Problem statement
With the pictures left out, reproduce exactly the lines running from the line with "Output a JSON" to the last line of the material below.

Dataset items
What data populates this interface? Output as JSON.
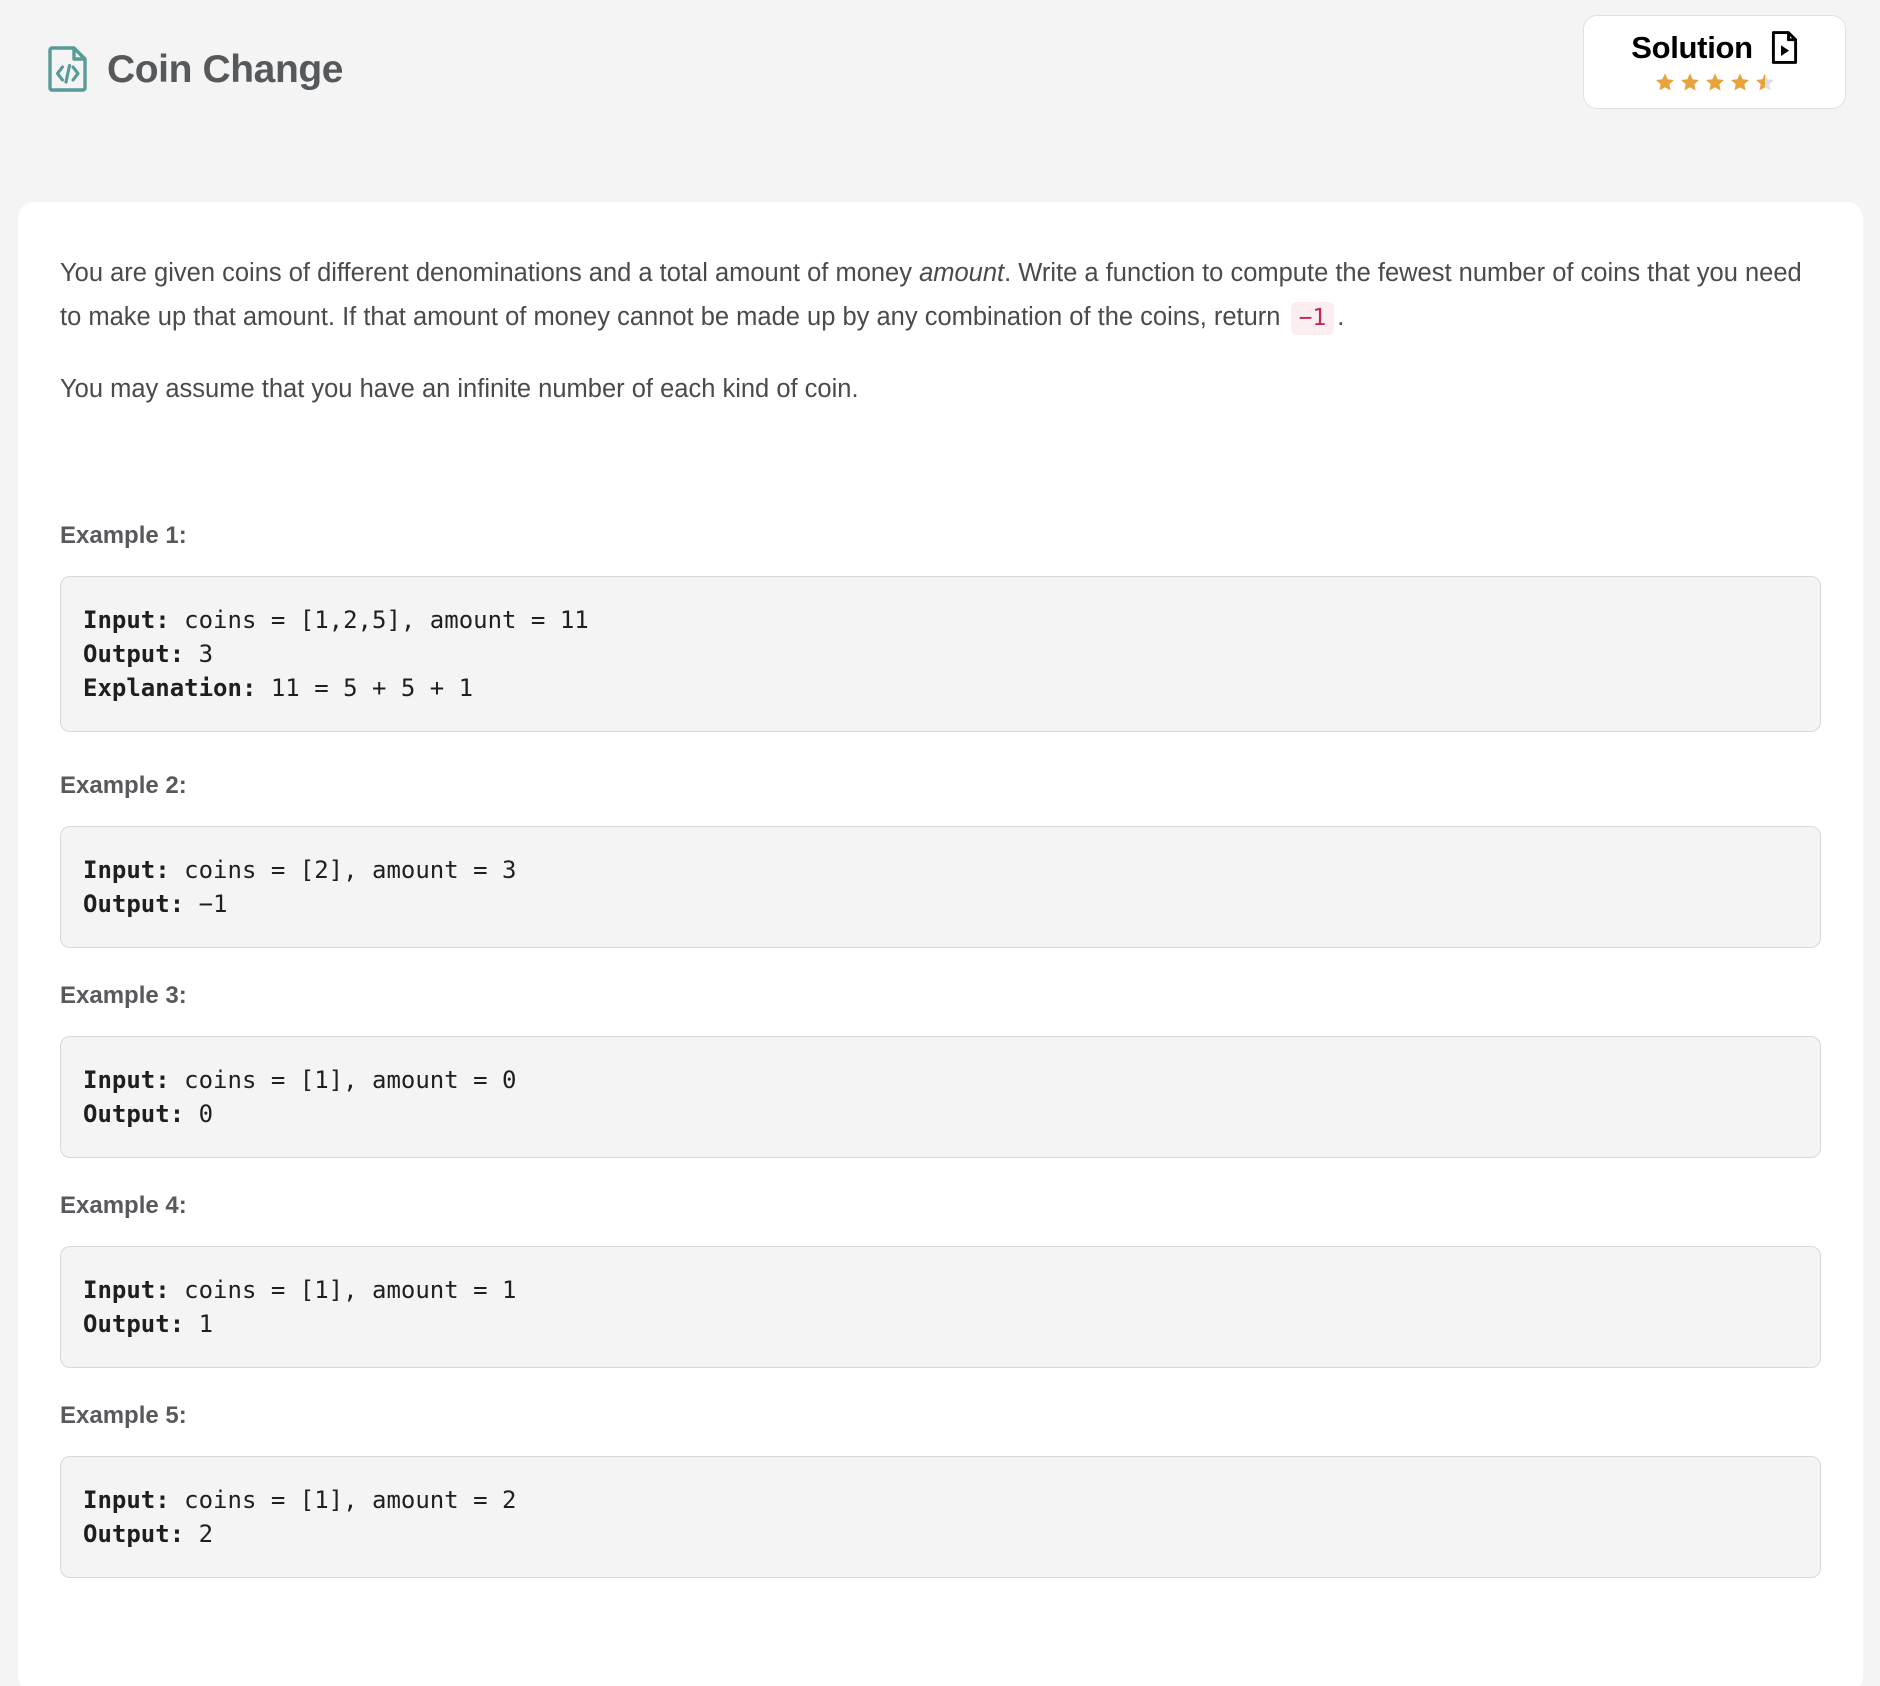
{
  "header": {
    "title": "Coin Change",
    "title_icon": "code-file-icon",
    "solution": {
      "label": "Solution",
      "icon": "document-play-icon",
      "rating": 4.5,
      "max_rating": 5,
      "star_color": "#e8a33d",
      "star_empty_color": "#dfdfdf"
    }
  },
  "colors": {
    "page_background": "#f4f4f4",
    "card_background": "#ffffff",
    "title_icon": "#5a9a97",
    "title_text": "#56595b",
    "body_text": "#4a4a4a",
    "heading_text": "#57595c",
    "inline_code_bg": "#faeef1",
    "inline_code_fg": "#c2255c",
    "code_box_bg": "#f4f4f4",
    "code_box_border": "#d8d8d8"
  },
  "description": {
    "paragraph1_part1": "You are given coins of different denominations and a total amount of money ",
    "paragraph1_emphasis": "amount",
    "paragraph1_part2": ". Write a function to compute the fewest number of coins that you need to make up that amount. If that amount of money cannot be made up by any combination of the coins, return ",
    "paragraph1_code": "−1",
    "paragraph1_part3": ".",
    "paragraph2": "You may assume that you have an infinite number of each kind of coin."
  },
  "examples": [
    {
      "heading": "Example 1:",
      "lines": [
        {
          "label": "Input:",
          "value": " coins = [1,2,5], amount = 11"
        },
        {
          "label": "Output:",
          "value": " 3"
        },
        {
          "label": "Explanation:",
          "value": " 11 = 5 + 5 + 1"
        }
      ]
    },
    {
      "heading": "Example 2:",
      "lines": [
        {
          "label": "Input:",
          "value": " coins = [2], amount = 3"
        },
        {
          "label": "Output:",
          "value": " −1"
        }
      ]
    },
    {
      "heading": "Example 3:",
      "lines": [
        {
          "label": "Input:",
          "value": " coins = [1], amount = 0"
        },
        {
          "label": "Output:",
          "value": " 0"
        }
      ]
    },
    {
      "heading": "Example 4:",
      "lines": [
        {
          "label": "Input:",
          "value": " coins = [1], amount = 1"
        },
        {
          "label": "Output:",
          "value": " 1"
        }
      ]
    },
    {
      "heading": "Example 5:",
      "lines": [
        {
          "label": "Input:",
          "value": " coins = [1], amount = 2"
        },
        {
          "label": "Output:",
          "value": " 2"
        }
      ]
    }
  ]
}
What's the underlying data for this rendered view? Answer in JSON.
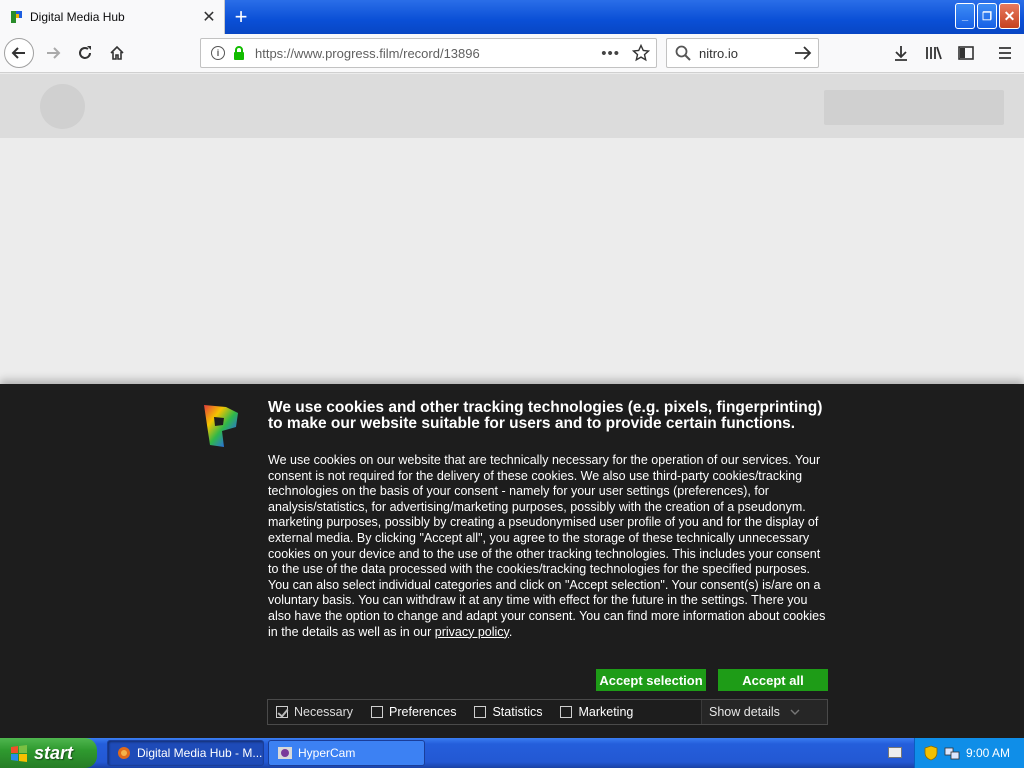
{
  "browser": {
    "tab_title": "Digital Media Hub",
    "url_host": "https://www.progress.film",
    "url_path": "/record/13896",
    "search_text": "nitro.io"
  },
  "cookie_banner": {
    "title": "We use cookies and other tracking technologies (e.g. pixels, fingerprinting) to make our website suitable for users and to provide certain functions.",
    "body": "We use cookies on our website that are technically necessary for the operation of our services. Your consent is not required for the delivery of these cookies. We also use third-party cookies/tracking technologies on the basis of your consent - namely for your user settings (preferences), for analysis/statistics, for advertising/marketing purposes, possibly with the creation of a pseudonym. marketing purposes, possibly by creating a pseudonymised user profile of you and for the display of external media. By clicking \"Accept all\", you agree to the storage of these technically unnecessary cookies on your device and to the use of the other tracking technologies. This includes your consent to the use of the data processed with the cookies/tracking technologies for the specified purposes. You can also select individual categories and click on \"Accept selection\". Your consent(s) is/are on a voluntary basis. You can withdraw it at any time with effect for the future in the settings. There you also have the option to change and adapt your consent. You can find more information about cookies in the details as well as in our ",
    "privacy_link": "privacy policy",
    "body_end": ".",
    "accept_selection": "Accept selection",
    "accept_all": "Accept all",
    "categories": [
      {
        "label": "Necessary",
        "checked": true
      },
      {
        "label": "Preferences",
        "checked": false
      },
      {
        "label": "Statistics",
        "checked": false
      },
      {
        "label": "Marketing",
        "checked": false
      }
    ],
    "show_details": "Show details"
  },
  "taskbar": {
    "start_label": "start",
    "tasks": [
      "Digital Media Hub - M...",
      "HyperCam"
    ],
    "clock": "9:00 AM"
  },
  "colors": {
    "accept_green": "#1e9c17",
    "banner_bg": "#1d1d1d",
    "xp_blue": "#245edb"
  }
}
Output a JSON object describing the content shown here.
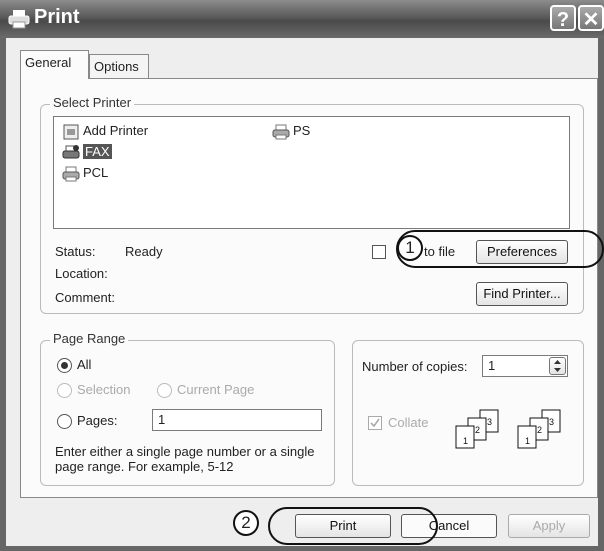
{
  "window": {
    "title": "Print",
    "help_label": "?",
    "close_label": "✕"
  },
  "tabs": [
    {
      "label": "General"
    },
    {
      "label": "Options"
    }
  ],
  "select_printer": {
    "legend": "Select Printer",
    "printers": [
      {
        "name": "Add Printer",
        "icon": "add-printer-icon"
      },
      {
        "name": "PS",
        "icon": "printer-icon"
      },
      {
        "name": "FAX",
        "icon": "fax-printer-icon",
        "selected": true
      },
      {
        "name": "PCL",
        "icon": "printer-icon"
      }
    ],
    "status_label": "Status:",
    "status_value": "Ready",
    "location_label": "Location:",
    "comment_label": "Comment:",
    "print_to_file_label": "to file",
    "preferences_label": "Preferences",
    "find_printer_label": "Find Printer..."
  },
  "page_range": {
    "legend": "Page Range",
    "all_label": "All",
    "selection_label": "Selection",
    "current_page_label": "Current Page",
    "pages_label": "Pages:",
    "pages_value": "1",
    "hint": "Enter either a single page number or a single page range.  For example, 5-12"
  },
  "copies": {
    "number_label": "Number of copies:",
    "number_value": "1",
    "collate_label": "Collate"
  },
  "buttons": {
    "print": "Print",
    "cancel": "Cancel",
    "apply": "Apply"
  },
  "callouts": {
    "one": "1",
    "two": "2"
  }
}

The completed task
Output a JSON object describing the content shown here.
{
  "window": {
    "title": "Print",
    "help_label": "?",
    "close_label": "✕"
  },
  "tabs": [
    {
      "label": "General"
    },
    {
      "label": "Options"
    }
  ],
  "select_printer": {
    "legend": "Select Printer",
    "printers": [
      {
        "name": "Add Printer",
        "icon": "add-printer-icon"
      },
      {
        "name": "PS",
        "icon": "printer-icon"
      },
      {
        "name": "FAX",
        "icon": "fax-printer-icon",
        "selected": true
      },
      {
        "name": "PCL",
        "icon": "printer-icon"
      }
    ],
    "status_label": "Status:",
    "status_value": "Ready",
    "location_label": "Location:",
    "comment_label": "Comment:",
    "print_to_file_label": "to file",
    "preferences_label": "Preferences",
    "find_printer_label": "Find Printer..."
  },
  "page_range": {
    "legend": "Page Range",
    "all_label": "All",
    "selection_label": "Selection",
    "current_page_label": "Current Page",
    "pages_label": "Pages:",
    "pages_value": "1",
    "hint": "Enter either a single page number or a single page range.  For example, 5-12"
  },
  "copies": {
    "number_label": "Number of copies:",
    "number_value": "1",
    "collate_label": "Collate"
  },
  "buttons": {
    "print": "Print",
    "cancel": "Cancel",
    "apply": "Apply"
  },
  "callouts": {
    "one": "1",
    "two": "2"
  }
}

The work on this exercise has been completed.